Texto fuente>
Esta tarde por fin he ido a la lavandería, sin duda presionada por la amenaza de una segunda vuelta de braguitas sucias. Como en la cesta había además un par de sábanas he decidido cambiar las de la cama. Entonces he hecho memoria -un momento, tampoco he necesitado mucho más- y he visualizado lo poco que se han aprovechado, lo poco que se han manchado desde que las puse la última vez. Daba hasta pena lavarlas. Como pasa con la camiseta que me pongo 5 minutos en verano para abrir la puerta al cartero, porque con el calor que hace no apetece llevar nada. Como cuando tuve que devolver, con retraso y sin haber tenido tiempo más que de hojearla por encima, la antología de Max a la biblioteca.
Y resulta que me había comprado la funda de edredón -la de oferta de los suecos- que no pensaba usar hasta navidades porque este año, por primera vez, viene toda la familia a casa. Y con la pena de hoy se me ha ocurrido quitarle el plástico del envoltorio y estrenarla. Como una onza de chocolate. Vuelvo a hacer memoria pocos minutos después -porque si algo no tengo, eso es memoria- y la pena reaparece. "¿No estaría bonito inaugurarla un día con espectáculo, con visita? ¿No se merece la ocasión un momento especial?" Como cuando cocino y, sin querer, todo hasta el postre es vegano, y parece de foto de Instagram con un filtro elegante, y tiene un sabor y unas texturas deliciosas... y estoy sola para confirmarlo y para comérmelo durante 3 o 4 días porque no como mucho y volví a cocinar cantidades para 'por si acaso'.

Registros de entrada>
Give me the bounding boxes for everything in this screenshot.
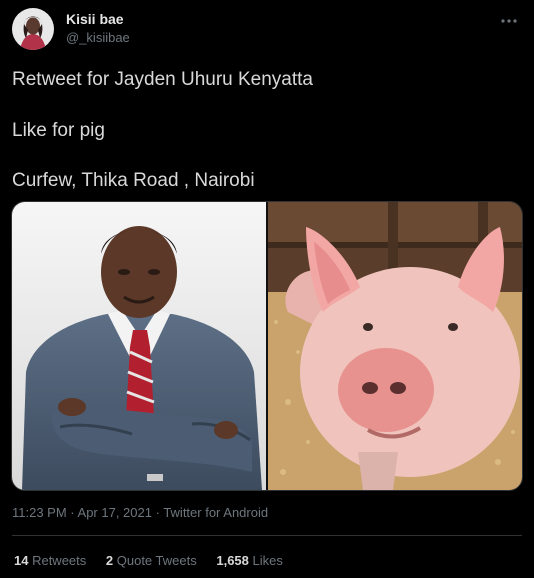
tweet-time[interactable]: 11:23 PM — [12, 505, 67, 520]
more-horizontal-icon — [501, 19, 517, 23]
author-name[interactable]: Kisii bae — [66, 11, 124, 27]
pig-photo[interactable] — [268, 202, 522, 490]
quote-tweets-label: Quote Tweets — [113, 553, 197, 568]
retweets-stat[interactable]: 14 Retweets — [14, 553, 86, 568]
avatar[interactable] — [12, 8, 54, 50]
retweets-count: 14 — [14, 553, 29, 568]
meta-separator: · — [66, 505, 78, 520]
tweet-header: Kisii bae @_kisiibae — [12, 8, 522, 54]
quote-tweets-stat[interactable]: 2 Quote Tweets — [106, 553, 197, 568]
politician-image — [12, 202, 266, 490]
meta-separator: · — [151, 505, 164, 520]
likes-stat[interactable]: 1,658 Likes — [216, 553, 283, 568]
more-options-button[interactable] — [498, 10, 520, 32]
avatar-image — [12, 8, 54, 50]
tweet-text-line-1: Retweet for Jayden Uhuru Kenyatta — [12, 69, 314, 90]
tweet-media — [11, 201, 523, 491]
divider — [12, 535, 522, 536]
tweet-client[interactable]: Twitter for Android — [163, 505, 268, 520]
tweet-stats: 14 Retweets 2 Quote Tweets 1,658 Likes — [14, 553, 299, 568]
tweet-meta: 11:23 PM · Apr 17, 2021 · Twitter for An… — [12, 505, 268, 520]
author-handle[interactable]: @_kisiibae — [66, 30, 130, 45]
pig-image — [268, 202, 522, 490]
tweet-date[interactable]: Apr 17, 2021 — [78, 505, 152, 520]
retweets-label: Retweets — [28, 553, 87, 568]
likes-label: Likes — [248, 553, 283, 568]
tweet: Kisii bae @_kisiibae Retweet for Jayden … — [0, 0, 534, 578]
tweet-text-line-2: Like for pig — [12, 120, 105, 141]
politician-photo[interactable] — [12, 202, 266, 490]
tweet-text-line-3: Curfew, Thika Road , Nairobi — [12, 170, 255, 191]
likes-count: 1,658 — [216, 553, 249, 568]
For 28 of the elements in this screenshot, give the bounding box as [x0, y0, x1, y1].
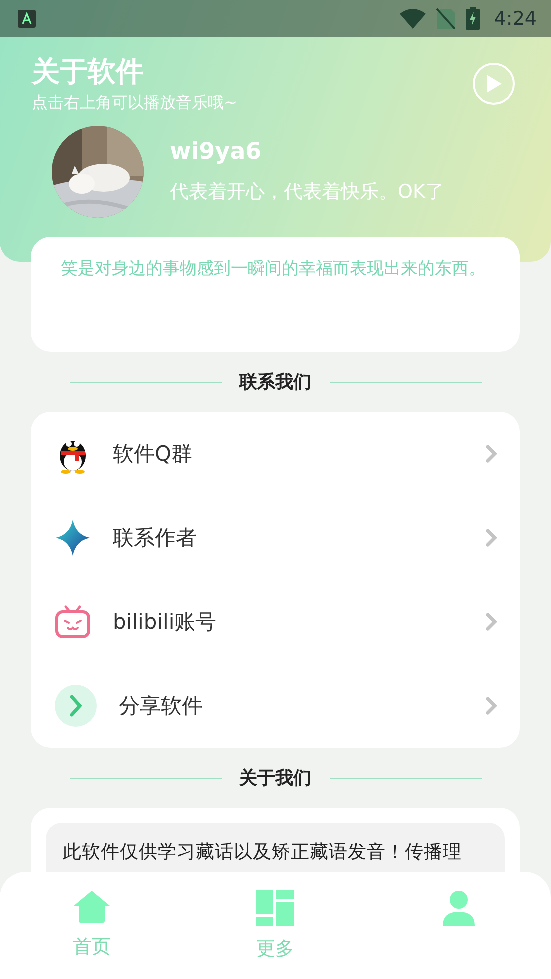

Tarea escrita A> Presenta como lista JSON de cadenas, una por cada línea y sin líneas en blanco, las líneas de los registros desde la que contiene "tweet-time[interactable]: 11:23 PM" hasta la que contiene "avatar-image — [12, 8, 54, 50]", ambas incluidas.
Tarea escrita B> Sigue escribiendo el texto sobre la colada y la funda de edredón a partir de su última frase.

Respuesta escrita A>
[
  "tweet-time[interactable]: 11:23 PM — [12, 505, 67, 520]",
  "more-horizontal-icon — [501, 19, 517, 23]",
  "author-name[interactable]: Kisii bae — [66, 11, 124, 27]",
  "pig-photo[interactable] — [268, 202, 522, 490]",
  "quote-tweets-label: Quote Tweets — [113, 553, 197, 568]",
  "retweets-stat[interactable]: 14 Retweets — [14, 553, 86, 568]",
  "avatar[interactable] — [12, 8, 54, 50]",
  "retweets-count: 14 — [14, 553, 29, 568]",
  "meta-separator: · — [66, 505, 78, 520]",
  "tweet-header: Kisii bae @_kisiibae — [12, 8, 522, 54]",
  "quote-tweets-stat[interactable]: 2 Quote Tweets — [106, 553, 197, 568]",
  "politician-image — [12, 202, 266, 490]",
  "meta-separator: · — [151, 505, 164, 520]",
  "likes-stat[interactable]: 1,658 Likes — [216, 553, 283, 568]",
  "more-options-button[interactable] — [498, 10, 520, 32]",
  "avatar-image — [12, 8, 54, 50]"
]

Respuesta escrita B>
Eso sí, tengo la cama preciosa, limpia y nueva. Bueno, tras fijarme mejor la veo un poco aburrida (no más que mi vida de cama últimamente, la verdad) y creo que intentaré teñir la funda nueva con cúrcuma. La cúrcuma será otra onza de chocolate. Tal vez no debí haber cambiado las sábanas. Tal vez tenía que haberlas dejado en promesa, como la Católica ansiando su reino nazarí a pesar de que tardaba y tardaba el momento de imponer las capitulaciones. Como cuando te arreglas para salir y no sabes 'pa qué', y eso que yo no me arreglo porque no me encuentro estropeada. Como la cama que tampoco está estropeada, porque ya sería mala suerte.
Y es en estos momentos que me entra, desde hace bastantes años pero últimamente con más frecuencia, la duda de si ya no veré más la Alambra, ni los jardines ni el Patio de los Leones. La duda de si ya no tengo especial interés de volver a pasear por sus rincones porque aunque siempre le encuentre un detalle nuevo, siempre es lo mismo.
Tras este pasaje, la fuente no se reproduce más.